To do: What follows is a set of entries. Give them again exactly, without the pictures.

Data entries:

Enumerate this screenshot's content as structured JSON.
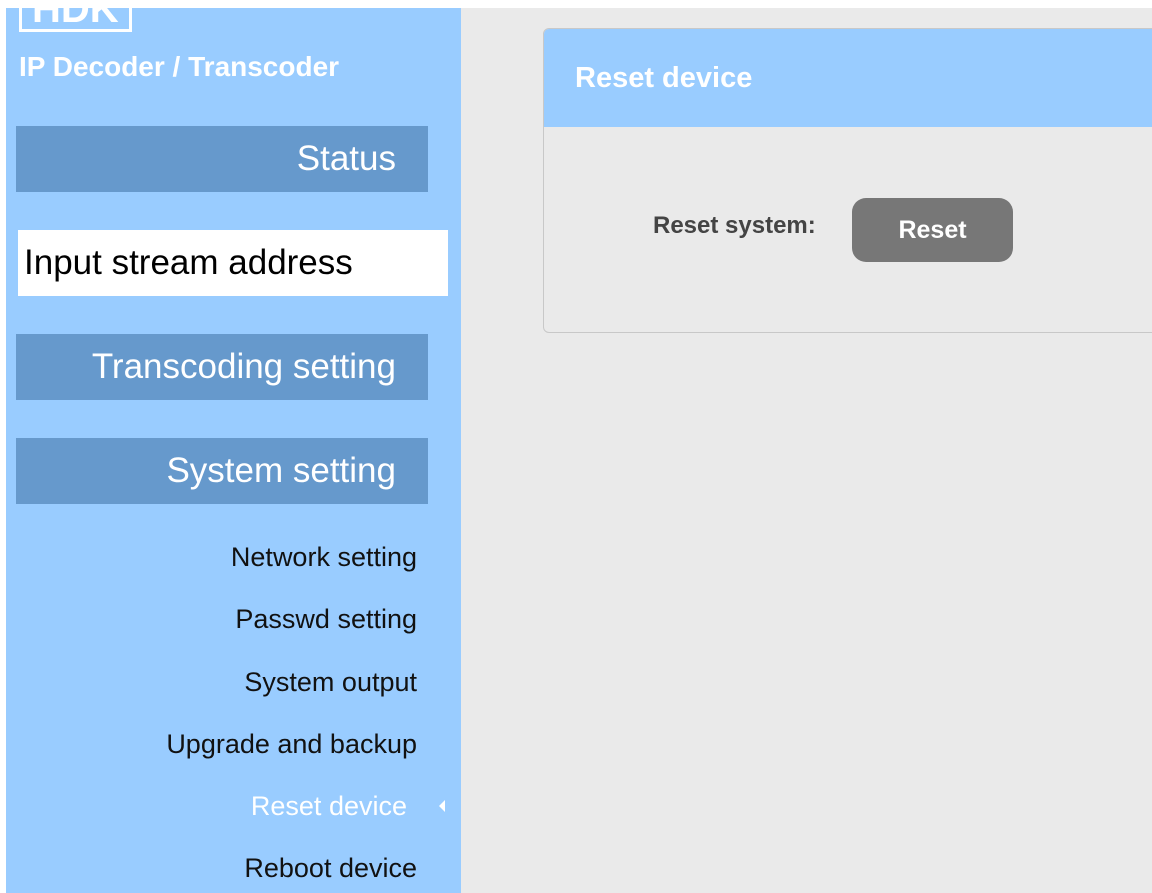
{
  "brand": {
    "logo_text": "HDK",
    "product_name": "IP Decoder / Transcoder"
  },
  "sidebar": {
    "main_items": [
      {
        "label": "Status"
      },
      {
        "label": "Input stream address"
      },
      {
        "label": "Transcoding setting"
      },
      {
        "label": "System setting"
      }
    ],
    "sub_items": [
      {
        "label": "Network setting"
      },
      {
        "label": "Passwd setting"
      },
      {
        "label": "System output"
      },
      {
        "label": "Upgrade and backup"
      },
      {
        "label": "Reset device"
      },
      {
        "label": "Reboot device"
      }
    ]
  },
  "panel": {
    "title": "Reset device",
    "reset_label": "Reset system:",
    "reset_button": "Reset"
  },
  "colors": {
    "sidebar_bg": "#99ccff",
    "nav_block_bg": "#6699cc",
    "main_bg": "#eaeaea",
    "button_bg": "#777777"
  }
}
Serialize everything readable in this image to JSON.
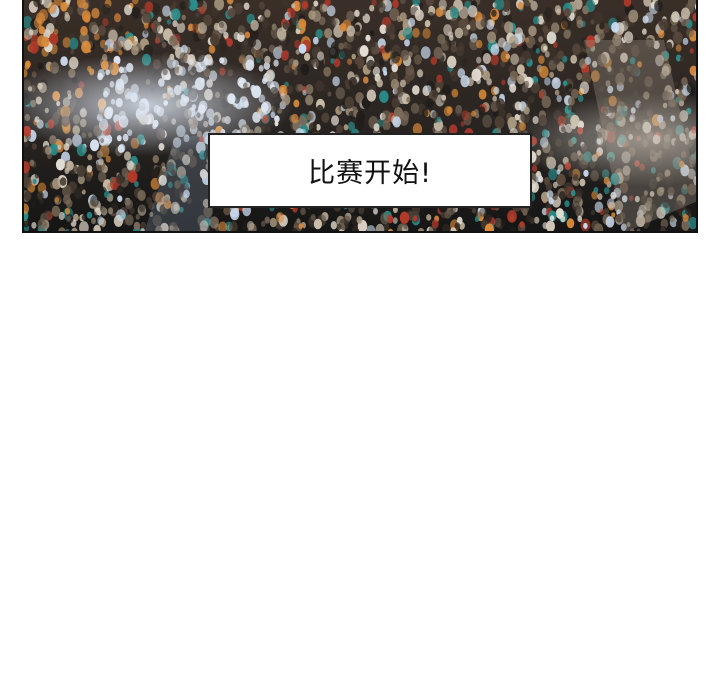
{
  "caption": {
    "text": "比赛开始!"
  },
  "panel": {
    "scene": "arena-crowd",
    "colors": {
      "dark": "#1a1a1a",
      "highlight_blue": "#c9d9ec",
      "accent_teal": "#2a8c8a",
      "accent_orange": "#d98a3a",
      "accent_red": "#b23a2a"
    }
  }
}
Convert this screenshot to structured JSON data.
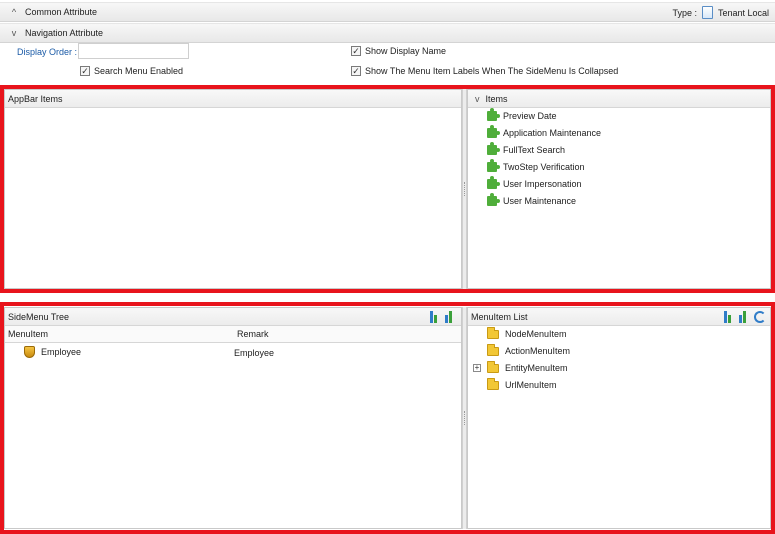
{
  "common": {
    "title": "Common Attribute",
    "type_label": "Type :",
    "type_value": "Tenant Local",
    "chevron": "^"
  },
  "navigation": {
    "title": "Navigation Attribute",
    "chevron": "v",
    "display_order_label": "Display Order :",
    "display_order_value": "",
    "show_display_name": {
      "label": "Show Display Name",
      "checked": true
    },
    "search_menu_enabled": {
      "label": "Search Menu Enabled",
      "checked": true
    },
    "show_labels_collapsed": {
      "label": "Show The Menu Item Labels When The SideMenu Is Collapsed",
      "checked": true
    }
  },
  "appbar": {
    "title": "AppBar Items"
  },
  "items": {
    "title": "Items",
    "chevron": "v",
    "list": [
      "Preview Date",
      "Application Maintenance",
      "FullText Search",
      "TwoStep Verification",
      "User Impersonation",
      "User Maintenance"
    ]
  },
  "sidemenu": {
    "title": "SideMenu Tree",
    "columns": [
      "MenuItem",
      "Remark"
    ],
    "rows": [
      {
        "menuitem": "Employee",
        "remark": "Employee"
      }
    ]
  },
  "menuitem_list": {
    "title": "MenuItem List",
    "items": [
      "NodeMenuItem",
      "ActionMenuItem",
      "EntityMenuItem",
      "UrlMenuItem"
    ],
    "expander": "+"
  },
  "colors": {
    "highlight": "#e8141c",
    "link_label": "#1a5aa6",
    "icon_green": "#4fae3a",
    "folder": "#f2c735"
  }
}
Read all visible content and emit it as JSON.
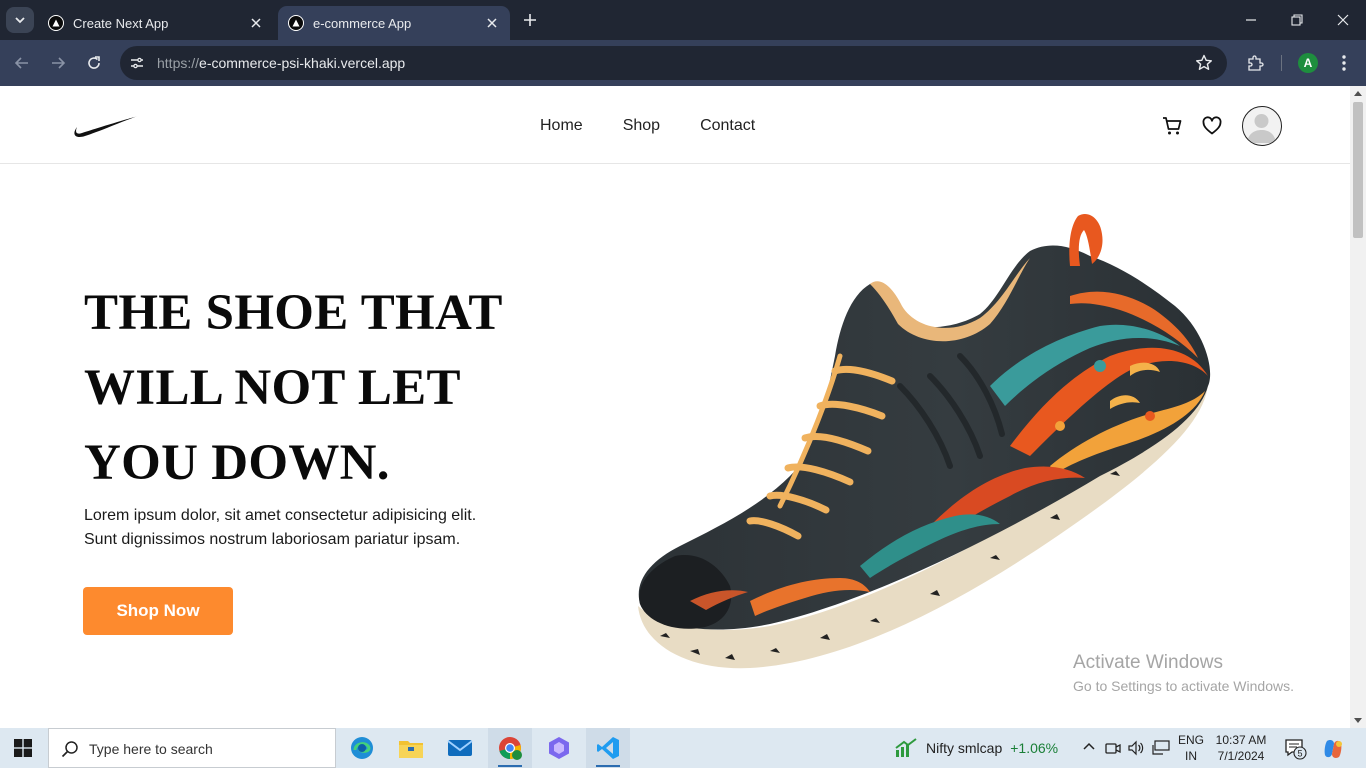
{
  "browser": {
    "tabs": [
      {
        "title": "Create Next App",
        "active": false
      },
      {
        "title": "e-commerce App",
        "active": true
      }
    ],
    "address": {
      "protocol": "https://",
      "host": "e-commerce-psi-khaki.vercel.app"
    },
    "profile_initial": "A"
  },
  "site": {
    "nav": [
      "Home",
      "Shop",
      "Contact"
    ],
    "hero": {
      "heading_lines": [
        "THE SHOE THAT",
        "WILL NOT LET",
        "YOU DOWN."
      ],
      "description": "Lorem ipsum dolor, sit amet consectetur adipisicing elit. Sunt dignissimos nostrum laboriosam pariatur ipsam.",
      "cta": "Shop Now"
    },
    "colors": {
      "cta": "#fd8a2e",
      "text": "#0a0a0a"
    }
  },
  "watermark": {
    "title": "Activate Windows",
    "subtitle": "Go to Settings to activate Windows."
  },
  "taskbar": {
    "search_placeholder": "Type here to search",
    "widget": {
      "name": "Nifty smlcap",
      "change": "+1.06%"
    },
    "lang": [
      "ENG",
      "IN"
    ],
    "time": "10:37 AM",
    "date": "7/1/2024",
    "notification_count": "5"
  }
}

Correct output:
Enumerate this screenshot's content as structured JSON.
{
  "brand": {
    "logo_text": "HDK",
    "product_name": "IP Decoder / Transcoder"
  },
  "sidebar": {
    "main_items": [
      {
        "label": "Status"
      },
      {
        "label": "Input stream address"
      },
      {
        "label": "Transcoding setting"
      },
      {
        "label": "System setting"
      }
    ],
    "sub_items": [
      {
        "label": "Network setting"
      },
      {
        "label": "Passwd setting"
      },
      {
        "label": "System output"
      },
      {
        "label": "Upgrade and backup"
      },
      {
        "label": "Reset device"
      },
      {
        "label": "Reboot device"
      }
    ]
  },
  "panel": {
    "title": "Reset device",
    "reset_label": "Reset system:",
    "reset_button": "Reset"
  },
  "colors": {
    "sidebar_bg": "#99ccff",
    "nav_block_bg": "#6699cc",
    "main_bg": "#eaeaea",
    "button_bg": "#777777"
  }
}
Serialize everything readable in this image to JSON.
{
  "caption": {
    "text": "比赛开始!"
  },
  "panel": {
    "scene": "arena-crowd",
    "colors": {
      "dark": "#1a1a1a",
      "highlight_blue": "#c9d9ec",
      "accent_teal": "#2a8c8a",
      "accent_orange": "#d98a3a",
      "accent_red": "#b23a2a"
    }
  }
}
Convert this screenshot to structured JSON data.
{
  "common": {
    "title": "Common Attribute",
    "type_label": "Type :",
    "type_value": "Tenant Local",
    "chevron": "^"
  },
  "navigation": {
    "title": "Navigation Attribute",
    "chevron": "v",
    "display_order_label": "Display Order :",
    "display_order_value": "",
    "show_display_name": {
      "label": "Show Display Name",
      "checked": true
    },
    "search_menu_enabled": {
      "label": "Search Menu Enabled",
      "checked": true
    },
    "show_labels_collapsed": {
      "label": "Show The Menu Item Labels When The SideMenu Is Collapsed",
      "checked": true
    }
  },
  "appbar": {
    "title": "AppBar Items"
  },
  "items": {
    "title": "Items",
    "chevron": "v",
    "list": [
      "Preview Date",
      "Application Maintenance",
      "FullText Search",
      "TwoStep Verification",
      "User Impersonation",
      "User Maintenance"
    ]
  },
  "sidemenu": {
    "title": "SideMenu Tree",
    "columns": [
      "MenuItem",
      "Remark"
    ],
    "rows": [
      {
        "menuitem": "Employee",
        "remark": "Employee"
      }
    ]
  },
  "menuitem_list": {
    "title": "MenuItem List",
    "items": [
      "NodeMenuItem",
      "ActionMenuItem",
      "EntityMenuItem",
      "UrlMenuItem"
    ],
    "expander": "+"
  },
  "colors": {
    "highlight": "#e8141c",
    "link_label": "#1a5aa6",
    "icon_green": "#4fae3a",
    "folder": "#f2c735"
  }
}
Read all visible content and emit it as JSON.
{
  "browser": {
    "tabs": [
      {
        "title": "Create Next App",
        "active": false
      },
      {
        "title": "e-commerce App",
        "active": true
      }
    ],
    "address": {
      "protocol": "https://",
      "host": "e-commerce-psi-khaki.vercel.app"
    },
    "profile_initial": "A"
  },
  "site": {
    "nav": [
      "Home",
      "Shop",
      "Contact"
    ],
    "hero": {
      "heading_lines": [
        "THE SHOE THAT",
        "WILL NOT LET",
        "YOU DOWN."
      ],
      "description": "Lorem ipsum dolor, sit amet consectetur adipisicing elit. Sunt dignissimos nostrum laboriosam pariatur ipsam.",
      "cta": "Shop Now"
    },
    "colors": {
      "cta": "#fd8a2e",
      "text": "#0a0a0a"
    }
  },
  "watermark": {
    "title": "Activate Windows",
    "subtitle": "Go to Settings to activate Windows."
  },
  "taskbar": {
    "search_placeholder": "Type here to search",
    "widget": {
      "name": "Nifty smlcap",
      "change": "+1.06%"
    },
    "lang": [
      "ENG",
      "IN"
    ],
    "time": "10:37 AM",
    "date": "7/1/2024",
    "notification_count": "5"
  }
}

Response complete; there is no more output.